Extracted data |
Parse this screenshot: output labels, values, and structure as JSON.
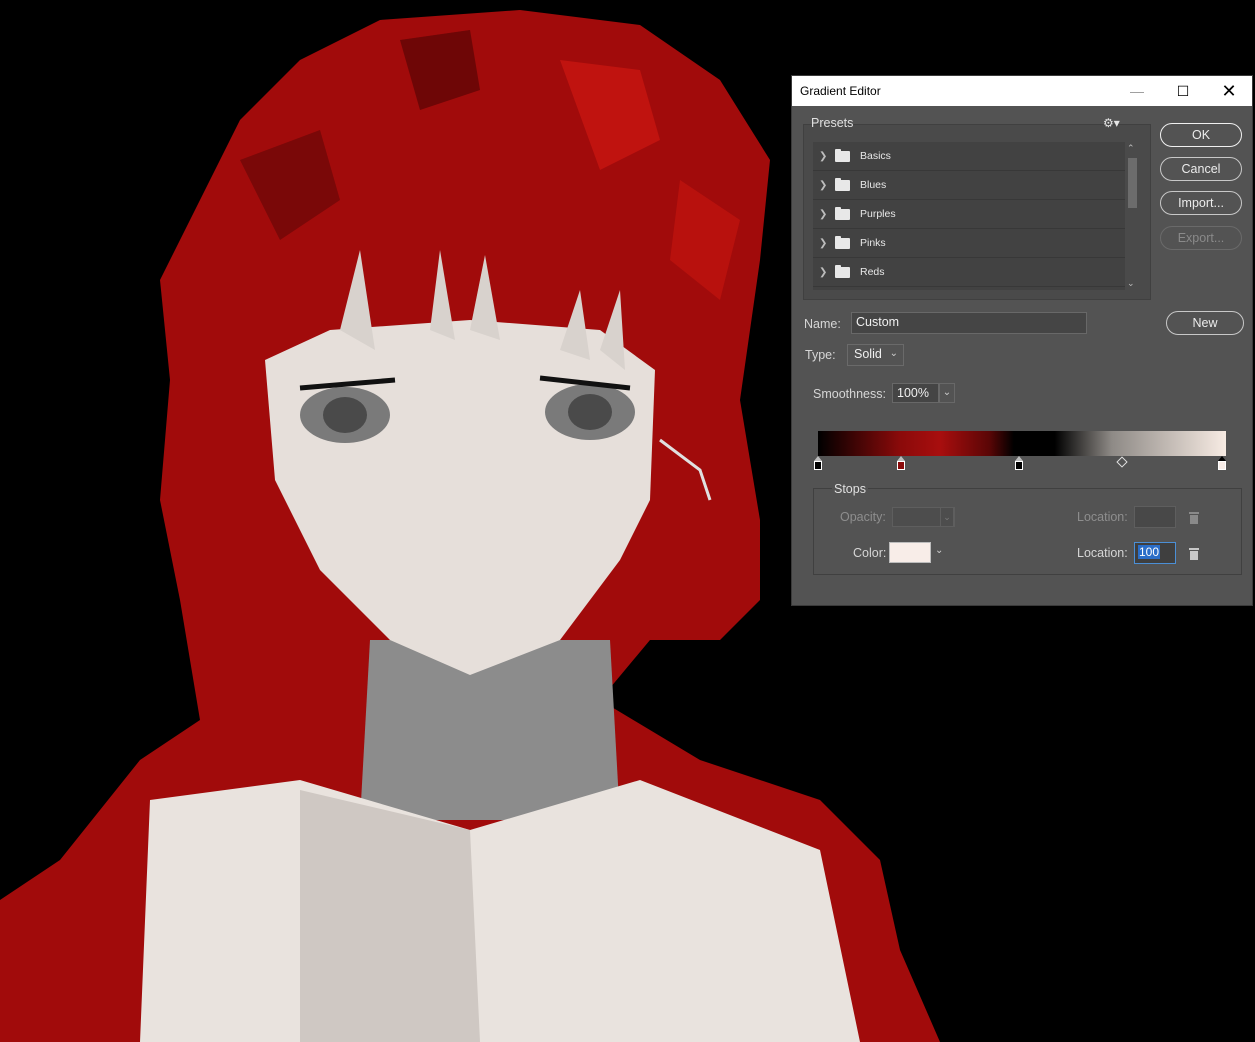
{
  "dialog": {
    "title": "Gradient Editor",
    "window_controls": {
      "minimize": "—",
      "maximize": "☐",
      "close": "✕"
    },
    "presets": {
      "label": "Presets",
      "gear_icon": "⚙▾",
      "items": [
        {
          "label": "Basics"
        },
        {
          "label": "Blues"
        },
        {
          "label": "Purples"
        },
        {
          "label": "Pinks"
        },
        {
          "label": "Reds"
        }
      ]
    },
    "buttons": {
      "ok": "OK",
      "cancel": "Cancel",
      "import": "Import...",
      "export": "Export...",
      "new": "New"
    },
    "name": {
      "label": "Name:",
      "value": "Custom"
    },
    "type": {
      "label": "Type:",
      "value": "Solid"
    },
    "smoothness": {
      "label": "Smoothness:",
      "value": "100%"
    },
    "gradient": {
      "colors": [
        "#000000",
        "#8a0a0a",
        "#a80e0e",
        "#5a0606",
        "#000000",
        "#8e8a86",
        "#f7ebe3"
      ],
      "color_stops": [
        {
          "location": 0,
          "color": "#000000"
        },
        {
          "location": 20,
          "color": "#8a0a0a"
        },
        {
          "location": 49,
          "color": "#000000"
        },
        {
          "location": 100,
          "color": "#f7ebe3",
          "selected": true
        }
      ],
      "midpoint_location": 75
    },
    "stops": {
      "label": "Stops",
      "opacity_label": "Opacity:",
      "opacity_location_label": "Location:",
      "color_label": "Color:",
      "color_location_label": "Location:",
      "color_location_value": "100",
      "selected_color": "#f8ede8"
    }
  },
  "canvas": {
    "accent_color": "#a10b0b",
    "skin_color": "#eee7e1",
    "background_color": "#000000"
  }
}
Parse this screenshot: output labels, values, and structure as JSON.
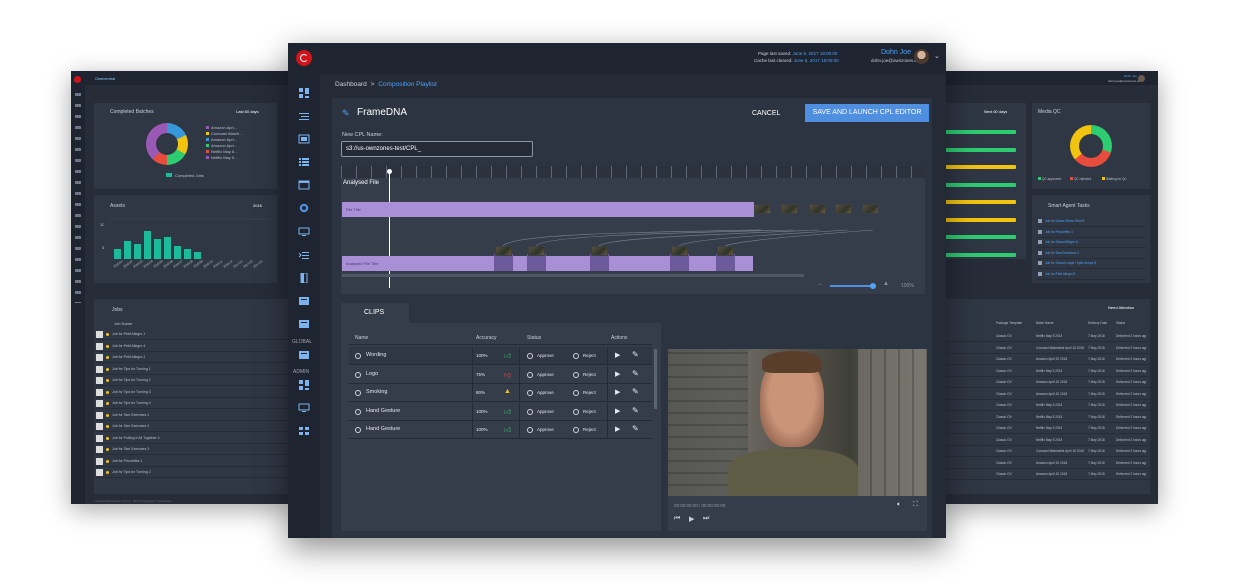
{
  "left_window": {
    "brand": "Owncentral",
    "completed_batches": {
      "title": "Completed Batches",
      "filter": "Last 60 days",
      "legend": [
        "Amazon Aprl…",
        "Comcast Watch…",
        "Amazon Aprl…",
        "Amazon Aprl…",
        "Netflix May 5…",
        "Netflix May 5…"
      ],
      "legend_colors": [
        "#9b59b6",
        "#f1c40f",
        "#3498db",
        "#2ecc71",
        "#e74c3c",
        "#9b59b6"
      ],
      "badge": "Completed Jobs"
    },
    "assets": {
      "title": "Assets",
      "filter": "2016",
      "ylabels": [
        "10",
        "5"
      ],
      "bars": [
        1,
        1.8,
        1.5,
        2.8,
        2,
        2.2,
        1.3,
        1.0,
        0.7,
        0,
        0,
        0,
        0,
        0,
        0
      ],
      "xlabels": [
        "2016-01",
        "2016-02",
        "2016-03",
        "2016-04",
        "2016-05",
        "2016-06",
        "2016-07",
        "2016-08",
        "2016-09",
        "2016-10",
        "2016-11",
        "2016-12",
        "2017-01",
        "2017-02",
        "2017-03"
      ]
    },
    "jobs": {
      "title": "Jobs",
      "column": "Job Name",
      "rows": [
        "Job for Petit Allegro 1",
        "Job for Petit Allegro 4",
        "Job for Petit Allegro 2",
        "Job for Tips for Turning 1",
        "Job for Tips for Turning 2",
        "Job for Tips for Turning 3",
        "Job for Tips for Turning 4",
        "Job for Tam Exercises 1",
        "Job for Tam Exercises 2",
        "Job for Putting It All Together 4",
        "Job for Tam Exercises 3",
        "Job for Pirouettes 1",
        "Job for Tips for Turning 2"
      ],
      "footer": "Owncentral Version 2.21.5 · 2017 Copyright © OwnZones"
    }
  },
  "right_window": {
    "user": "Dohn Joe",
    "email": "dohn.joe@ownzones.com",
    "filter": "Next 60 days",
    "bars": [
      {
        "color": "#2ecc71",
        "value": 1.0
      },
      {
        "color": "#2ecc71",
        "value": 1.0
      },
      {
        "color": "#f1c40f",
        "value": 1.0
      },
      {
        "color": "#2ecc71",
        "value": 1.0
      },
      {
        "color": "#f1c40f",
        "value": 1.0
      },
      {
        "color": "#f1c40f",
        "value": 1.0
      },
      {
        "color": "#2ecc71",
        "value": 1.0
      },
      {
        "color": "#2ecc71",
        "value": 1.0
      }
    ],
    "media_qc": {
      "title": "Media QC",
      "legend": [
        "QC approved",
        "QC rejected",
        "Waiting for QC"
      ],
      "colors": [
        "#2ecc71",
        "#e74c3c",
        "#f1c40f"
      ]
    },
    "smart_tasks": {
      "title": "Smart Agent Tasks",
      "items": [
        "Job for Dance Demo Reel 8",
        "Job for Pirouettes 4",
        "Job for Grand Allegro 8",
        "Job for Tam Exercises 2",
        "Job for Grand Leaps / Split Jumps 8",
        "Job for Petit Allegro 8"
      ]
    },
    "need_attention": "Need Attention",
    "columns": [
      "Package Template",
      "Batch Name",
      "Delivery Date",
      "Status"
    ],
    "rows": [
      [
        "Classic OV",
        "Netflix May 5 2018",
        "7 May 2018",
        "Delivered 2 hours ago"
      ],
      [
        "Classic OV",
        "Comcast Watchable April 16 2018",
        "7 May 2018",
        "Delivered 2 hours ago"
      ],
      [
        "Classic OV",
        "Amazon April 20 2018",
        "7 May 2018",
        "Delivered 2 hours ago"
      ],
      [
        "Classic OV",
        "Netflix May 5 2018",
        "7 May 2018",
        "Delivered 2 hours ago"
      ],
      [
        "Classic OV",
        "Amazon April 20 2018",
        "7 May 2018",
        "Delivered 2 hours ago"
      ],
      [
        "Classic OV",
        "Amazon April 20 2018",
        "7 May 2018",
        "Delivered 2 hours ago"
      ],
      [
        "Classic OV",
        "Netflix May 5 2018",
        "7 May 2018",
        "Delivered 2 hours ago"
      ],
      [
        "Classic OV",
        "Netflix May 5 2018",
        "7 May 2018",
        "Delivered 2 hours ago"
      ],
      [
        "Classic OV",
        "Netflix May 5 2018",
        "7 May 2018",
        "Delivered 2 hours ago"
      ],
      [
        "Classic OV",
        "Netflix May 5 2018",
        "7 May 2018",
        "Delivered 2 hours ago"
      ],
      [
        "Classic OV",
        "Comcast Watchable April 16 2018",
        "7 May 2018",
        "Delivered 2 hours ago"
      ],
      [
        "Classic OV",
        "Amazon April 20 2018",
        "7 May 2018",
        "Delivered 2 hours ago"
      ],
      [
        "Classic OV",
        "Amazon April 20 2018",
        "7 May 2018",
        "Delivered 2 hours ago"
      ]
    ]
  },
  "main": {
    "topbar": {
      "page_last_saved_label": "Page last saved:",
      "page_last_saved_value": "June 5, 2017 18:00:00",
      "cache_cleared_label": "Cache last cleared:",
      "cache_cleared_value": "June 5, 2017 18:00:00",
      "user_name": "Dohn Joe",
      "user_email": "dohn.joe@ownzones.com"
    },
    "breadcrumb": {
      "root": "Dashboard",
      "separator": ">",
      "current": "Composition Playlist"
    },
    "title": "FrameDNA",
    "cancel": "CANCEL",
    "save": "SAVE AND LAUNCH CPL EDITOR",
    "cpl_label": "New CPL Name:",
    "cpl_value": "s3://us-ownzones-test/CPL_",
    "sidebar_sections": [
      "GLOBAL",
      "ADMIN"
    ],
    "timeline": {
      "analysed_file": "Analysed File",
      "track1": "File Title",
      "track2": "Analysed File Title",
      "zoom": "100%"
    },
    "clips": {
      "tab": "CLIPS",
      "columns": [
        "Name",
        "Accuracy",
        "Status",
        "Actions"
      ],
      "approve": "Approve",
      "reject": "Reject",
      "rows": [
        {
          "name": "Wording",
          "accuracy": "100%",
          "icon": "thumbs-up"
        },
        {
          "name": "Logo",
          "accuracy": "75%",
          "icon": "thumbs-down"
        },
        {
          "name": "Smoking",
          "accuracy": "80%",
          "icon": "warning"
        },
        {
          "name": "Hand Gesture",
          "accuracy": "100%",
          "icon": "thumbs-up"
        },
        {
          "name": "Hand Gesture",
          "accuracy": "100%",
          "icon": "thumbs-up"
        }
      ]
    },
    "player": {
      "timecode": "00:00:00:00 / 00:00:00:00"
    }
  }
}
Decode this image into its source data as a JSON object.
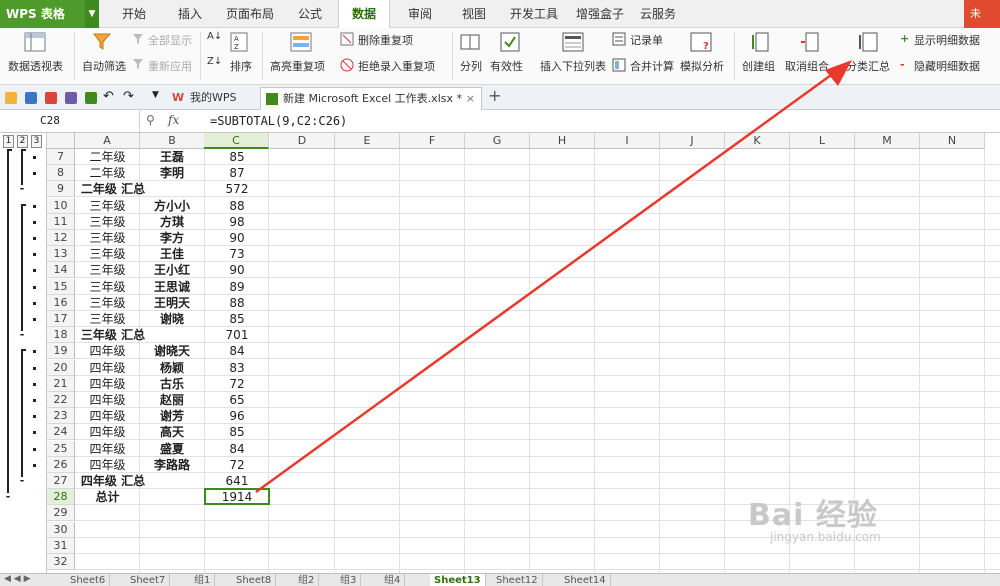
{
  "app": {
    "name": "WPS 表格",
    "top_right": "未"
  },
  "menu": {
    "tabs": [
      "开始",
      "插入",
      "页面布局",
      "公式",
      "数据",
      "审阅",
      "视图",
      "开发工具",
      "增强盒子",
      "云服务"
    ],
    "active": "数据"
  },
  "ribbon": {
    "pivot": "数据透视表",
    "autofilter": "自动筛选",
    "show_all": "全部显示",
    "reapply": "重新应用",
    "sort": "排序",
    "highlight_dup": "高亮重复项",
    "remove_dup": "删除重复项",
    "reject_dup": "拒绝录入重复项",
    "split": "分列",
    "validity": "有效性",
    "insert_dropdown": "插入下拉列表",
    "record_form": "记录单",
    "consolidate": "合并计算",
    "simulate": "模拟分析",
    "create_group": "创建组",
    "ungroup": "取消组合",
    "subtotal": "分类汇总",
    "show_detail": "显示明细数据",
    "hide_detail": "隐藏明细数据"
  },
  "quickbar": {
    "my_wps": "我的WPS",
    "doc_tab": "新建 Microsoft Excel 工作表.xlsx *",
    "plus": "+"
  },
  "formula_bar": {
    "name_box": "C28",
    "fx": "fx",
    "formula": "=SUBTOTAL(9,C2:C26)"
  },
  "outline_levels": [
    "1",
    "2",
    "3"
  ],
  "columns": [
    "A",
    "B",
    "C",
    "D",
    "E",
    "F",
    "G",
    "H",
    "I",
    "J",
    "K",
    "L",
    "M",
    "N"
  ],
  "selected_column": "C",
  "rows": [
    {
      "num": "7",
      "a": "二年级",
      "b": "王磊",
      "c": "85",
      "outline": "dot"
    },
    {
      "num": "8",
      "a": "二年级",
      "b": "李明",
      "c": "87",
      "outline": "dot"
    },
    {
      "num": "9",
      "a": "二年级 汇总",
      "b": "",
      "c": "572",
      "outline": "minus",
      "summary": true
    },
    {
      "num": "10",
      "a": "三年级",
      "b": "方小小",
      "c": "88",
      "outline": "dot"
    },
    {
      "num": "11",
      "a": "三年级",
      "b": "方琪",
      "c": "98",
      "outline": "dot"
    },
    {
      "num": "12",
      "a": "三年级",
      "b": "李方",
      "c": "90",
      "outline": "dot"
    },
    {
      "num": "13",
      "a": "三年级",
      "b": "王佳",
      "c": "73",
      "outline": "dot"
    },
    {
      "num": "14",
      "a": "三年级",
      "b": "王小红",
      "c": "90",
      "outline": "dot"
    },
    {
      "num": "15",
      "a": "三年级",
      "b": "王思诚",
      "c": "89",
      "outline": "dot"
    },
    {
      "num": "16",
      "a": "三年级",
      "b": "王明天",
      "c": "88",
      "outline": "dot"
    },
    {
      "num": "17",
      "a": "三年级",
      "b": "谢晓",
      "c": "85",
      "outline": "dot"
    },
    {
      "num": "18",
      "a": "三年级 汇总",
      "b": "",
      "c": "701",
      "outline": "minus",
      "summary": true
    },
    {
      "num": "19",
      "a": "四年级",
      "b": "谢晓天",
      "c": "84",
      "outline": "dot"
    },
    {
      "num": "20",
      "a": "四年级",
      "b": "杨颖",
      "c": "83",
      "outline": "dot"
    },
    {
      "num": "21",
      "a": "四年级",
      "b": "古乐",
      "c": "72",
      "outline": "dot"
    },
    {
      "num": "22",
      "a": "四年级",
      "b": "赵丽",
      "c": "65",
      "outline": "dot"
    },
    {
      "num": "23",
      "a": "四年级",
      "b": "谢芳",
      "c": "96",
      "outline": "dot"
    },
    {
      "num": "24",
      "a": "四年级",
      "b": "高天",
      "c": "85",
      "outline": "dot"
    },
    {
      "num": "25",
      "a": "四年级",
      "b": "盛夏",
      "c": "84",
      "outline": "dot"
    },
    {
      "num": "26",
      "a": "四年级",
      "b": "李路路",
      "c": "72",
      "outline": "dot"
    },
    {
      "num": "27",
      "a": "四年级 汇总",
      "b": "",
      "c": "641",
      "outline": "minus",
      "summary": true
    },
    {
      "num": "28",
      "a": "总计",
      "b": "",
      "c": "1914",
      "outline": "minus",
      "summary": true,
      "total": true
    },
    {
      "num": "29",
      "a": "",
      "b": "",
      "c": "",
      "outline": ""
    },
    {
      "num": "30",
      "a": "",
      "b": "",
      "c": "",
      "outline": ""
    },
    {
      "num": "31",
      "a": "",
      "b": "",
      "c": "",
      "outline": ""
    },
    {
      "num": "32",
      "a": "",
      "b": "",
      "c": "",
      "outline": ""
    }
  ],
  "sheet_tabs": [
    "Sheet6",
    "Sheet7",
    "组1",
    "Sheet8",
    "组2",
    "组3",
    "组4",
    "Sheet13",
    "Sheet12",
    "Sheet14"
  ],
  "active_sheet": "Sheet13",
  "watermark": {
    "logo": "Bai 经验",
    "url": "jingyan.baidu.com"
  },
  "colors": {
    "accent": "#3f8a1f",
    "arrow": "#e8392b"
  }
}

What you have to do | Your answer should be one number: how many lines in the material above contain the string "June".

Result of this task | 2